Records from a collection of figures

------------------------------------------------------------------------

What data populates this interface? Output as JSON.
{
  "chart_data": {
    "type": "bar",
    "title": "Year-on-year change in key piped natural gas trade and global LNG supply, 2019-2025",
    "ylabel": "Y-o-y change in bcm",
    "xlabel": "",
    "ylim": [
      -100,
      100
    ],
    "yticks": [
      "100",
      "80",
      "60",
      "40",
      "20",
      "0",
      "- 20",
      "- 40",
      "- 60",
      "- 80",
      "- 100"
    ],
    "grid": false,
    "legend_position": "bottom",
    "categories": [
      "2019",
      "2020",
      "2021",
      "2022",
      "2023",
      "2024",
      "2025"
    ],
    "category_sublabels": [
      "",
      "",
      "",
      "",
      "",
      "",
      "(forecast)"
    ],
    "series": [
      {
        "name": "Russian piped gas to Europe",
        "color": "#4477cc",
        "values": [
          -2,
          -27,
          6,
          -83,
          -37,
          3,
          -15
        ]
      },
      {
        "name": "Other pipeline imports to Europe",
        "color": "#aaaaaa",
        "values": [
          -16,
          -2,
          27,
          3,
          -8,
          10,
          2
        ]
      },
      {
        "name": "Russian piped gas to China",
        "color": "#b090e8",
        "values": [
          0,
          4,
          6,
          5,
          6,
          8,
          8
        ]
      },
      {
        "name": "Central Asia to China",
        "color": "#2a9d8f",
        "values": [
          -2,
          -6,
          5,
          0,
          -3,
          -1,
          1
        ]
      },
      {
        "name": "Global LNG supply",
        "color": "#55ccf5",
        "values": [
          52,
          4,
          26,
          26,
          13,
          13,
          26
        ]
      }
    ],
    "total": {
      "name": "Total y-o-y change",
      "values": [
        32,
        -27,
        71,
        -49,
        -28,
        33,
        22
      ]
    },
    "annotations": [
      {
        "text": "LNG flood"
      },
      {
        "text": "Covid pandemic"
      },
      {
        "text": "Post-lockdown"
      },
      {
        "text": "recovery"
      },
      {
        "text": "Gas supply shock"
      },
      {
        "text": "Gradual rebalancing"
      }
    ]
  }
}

------------------------------------------------------------------------

## STATED PROBLEM
From the records above, pick out and copy each line holding the word "name".

## REPLY
        "name": "Russian piped gas to Europe",
        "name": "Other pipeline imports to Europe",
        "name": "Russian piped gas to China",
        "name": "Central Asia to China",
        "name": "Global LNG supply",
      "name": "Total y-o-y change",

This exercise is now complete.